● **DIRECTIONS**
Using the records below, count the lines with "down" in them. Give the number only.

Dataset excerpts
====
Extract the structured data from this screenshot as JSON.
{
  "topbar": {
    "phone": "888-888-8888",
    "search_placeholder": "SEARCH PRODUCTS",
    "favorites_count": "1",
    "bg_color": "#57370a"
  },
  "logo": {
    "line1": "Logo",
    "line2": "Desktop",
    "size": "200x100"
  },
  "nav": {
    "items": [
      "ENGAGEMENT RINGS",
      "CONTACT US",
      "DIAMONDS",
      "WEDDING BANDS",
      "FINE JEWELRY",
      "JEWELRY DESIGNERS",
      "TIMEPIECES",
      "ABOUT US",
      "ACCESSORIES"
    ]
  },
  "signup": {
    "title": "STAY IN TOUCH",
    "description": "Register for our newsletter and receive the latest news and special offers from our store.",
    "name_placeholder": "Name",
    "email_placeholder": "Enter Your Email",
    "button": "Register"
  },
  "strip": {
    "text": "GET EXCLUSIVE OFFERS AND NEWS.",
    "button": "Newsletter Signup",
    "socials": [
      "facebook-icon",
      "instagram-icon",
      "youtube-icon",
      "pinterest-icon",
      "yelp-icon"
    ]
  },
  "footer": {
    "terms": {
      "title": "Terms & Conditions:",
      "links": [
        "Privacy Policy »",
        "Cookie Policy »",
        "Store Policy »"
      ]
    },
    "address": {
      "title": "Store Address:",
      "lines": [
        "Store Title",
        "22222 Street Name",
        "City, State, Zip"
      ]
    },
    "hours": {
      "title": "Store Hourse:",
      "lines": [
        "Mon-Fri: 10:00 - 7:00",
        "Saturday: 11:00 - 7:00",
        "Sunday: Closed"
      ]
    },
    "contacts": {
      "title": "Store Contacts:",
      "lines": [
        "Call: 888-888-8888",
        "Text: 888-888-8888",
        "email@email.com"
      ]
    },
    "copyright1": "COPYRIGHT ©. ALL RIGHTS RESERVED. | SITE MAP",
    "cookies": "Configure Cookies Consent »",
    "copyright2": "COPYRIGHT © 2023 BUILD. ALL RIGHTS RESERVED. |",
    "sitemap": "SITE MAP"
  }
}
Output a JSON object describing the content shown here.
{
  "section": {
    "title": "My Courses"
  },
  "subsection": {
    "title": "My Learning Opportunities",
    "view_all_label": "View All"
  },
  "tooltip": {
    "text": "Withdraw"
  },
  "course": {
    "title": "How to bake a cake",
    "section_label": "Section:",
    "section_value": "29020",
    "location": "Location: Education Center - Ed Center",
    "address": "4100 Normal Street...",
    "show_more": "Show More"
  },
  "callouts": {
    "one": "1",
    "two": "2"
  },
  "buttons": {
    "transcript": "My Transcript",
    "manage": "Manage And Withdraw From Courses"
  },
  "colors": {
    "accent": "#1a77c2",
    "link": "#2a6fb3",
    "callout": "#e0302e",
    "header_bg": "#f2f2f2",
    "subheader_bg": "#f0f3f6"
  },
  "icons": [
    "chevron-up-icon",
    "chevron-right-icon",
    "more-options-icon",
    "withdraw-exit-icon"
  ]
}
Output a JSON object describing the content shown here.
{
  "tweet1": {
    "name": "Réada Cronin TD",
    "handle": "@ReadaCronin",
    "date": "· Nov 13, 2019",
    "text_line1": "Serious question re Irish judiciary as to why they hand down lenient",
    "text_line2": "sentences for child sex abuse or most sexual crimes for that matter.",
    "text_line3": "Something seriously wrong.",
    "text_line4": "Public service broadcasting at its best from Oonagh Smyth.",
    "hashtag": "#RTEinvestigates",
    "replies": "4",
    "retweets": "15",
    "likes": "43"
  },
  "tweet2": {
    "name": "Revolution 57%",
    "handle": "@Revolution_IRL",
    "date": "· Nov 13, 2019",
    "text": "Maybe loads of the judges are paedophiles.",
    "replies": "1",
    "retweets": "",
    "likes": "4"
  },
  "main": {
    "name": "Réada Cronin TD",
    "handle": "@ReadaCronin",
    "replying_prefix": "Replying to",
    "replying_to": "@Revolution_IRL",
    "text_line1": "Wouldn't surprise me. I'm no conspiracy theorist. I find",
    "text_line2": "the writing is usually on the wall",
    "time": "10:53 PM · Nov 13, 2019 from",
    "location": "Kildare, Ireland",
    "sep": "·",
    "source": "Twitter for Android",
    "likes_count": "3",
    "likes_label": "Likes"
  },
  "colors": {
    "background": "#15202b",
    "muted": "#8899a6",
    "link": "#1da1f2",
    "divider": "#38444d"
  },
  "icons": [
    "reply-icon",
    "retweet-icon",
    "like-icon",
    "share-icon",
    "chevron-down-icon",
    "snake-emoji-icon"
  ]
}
====
● **TASK RESPONSE**
2